#### [Aim]
Transcribe the full listing exactly, and drop every picture.

################

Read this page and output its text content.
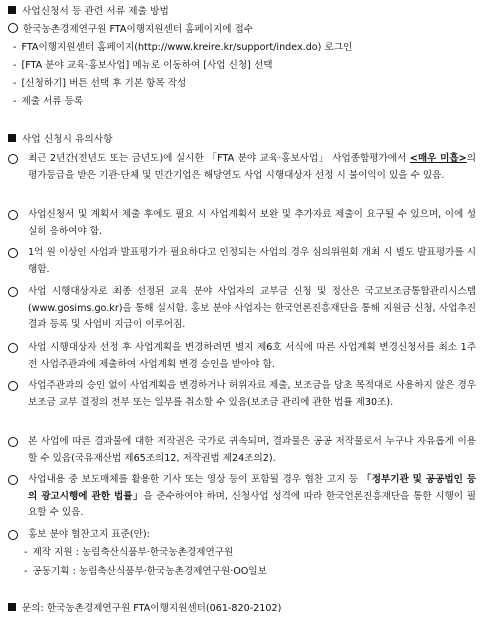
사업신청서 등 관련 서류 제출 방법
한국농촌경제연구원 FTA이행지원센터 홈페이지에 접수
- FTA이행지원센터 홈페이지(http://www.kreire.kr/support/index.do) 로그인
- [FTA 분야 교육·홍보사업] 메뉴로 이동하여 [사업 신청] 선택
- [신청하기] 버튼 선택 후 기본 항목 작성
- 제출 서류 등록
사업 신청시 유의사항
최근 2년간(전년도 또는 금년도)에 실시한 「FTA 분야 교육·홍보사업」 사업종합평가에서 <매우 미흡>의 평가등급을 받은 기관·단체 및 민간기업은 해당연도 사업 시행대상자 선정 시 불이익이 있을 수 있음.
사업신청서 및 계획서 제출 후에도 필요 시 사업계획서 보완 및 추가자료 제출이 요구될 수 있으며, 이에 성실히 응하여야 함.
1억 원 이상인 사업과 발표평가가 필요하다고 인정되는 사업의 경우 심의위원회 개최 시 별도 발표평가를 시행함.
사업 시행대상자로 최종 선정된 교육 분야 사업자의 교부금 신청 및 정산은 국고보조금통합관리시스템(www.gosims.go.kr)을 통해 실시함. 홍보 분야 사업자는 한국언론진흥재단을 통해 지원금 신청, 사업추진 결과 등록 및 사업비 지급이 이루어짐.
사업 시행대상자 선정 후 사업계획을 변경하려면 별지 제6호 서식에 따른 사업계획 변경신청서를 최소 1주 전 사업주관과에 제출하여 사업계획 변경 승인을 받아야 함.
사업주관과의 승인 없이 사업계획을 변경하거나 허위자료 제출, 보조금을 당초 목적대로 사용하지 않은 경우 보조금 교부 결정의 전부 또는 일부를 취소할 수 있음(보조금 관리에 관한 법률 제30조).
본 사업에 따른 결과물에 대한 저작권은 국가로 귀속되며, 결과물은 공공 저작물로서 누구나 자유롭게 이용할 수 있음(국유재산법 제65조의12, 저작권법 제24조의2).
사업내용 중 보도매체를 활용한 기사 또는 영상 등이 포함될 경우 협찬 고지 등 「정부기관 및 공공법인 등의 광고시행에 관한 법률」을 준수하여야 하며, 신청사업 성격에 따라 한국언론진흥재단을 통한 시행이 필요할 수 있음.
홍보 분야 협찬고지 표준(안):
- 제작 지원 : 농림축산식품부·한국농촌경제연구원
- 공동기획 : 농림축산식품부·한국농촌경제연구원·OO일보
문의: 한국농촌경제연구원 FTA이행지원센터(061-820-2102)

################

#### [Exercise result]
Read this page and output its text content.
사업신청서 등 관련 서류 제출 방법
한국농촌경제연구원 FTA이행지원센터 홈페이지에 접수
- FTA이행지원센터 홈페이지(http://www.kreire.kr/support/index.do) 로그인
- [FTA 분야 교육·홍보사업] 메뉴로 이동하여 [사업 신청] 선택
- [신청하기] 버튼 선택 후 기본 항목 작성
- 제출 서류 등록
사업 신청시 유의사항
최근 2년간(전년도 또는 금년도)에 실시한 「FTA 분야 교육·홍보사업」 사업종합평가에서 <매우 미흡>의 평가등급을 받은 기관·단체 및 민간기업은 해당연도 사업 시행대상자 선정 시 불이익이 있을 수 있음.
사업신청서 및 계획서 제출 후에도 필요 시 사업계획서 보완 및 추가자료 제출이 요구될 수 있으며, 이에 성실히 응하여야 함.
1억 원 이상인 사업과 발표평가가 필요하다고 인정되는 사업의 경우 심의위원회 개최 시 별도 발표평가를 시행함.
사업 시행대상자로 최종 선정된 교육 분야 사업자의 교부금 신청 및 정산은 국고보조금통합관리시스템(www.gosims.go.kr)을 통해 실시함. 홍보 분야 사업자는 한국언론진흥재단을 통해 지원금 신청, 사업추진 결과 등록 및 사업비 지급이 이루어짐.
사업 시행대상자 선정 후 사업계획을 변경하려면 별지 제6호 서식에 따른 사업계획 변경신청서를 최소 1주 전 사업주관과에 제출하여 사업계획 변경 승인을 받아야 함.
사업주관과의 승인 없이 사업계획을 변경하거나 허위자료 제출, 보조금을 당초 목적대로 사용하지 않은 경우 보조금 교부 결정의 전부 또는 일부를 취소할 수 있음(보조금 관리에 관한 법률 제30조).
본 사업에 따른 결과물에 대한 저작권은 국가로 귀속되며, 결과물은 공공 저작물로서 누구나 자유롭게 이용할 수 있음(국유재산법 제65조의12, 저작권법 제24조의2).
사업내용 중 보도매체를 활용한 기사 또는 영상 등이 포함될 경우 협찬 고지 등 「정부기관 및 공공법인 등의 광고시행에 관한 법률」을 준수하여야 하며, 신청사업 성격에 따라 한국언론진흥재단을 통한 시행이 필요할 수 있음.
홍보 분야 협찬고지 표준(안):
- 제작 지원 : 농림축산식품부·한국농촌경제연구원
- 공동기획 : 농림축산식품부·한국농촌경제연구원·OO일보
문의: 한국농촌경제연구원 FTA이행지원센터(061-820-2102)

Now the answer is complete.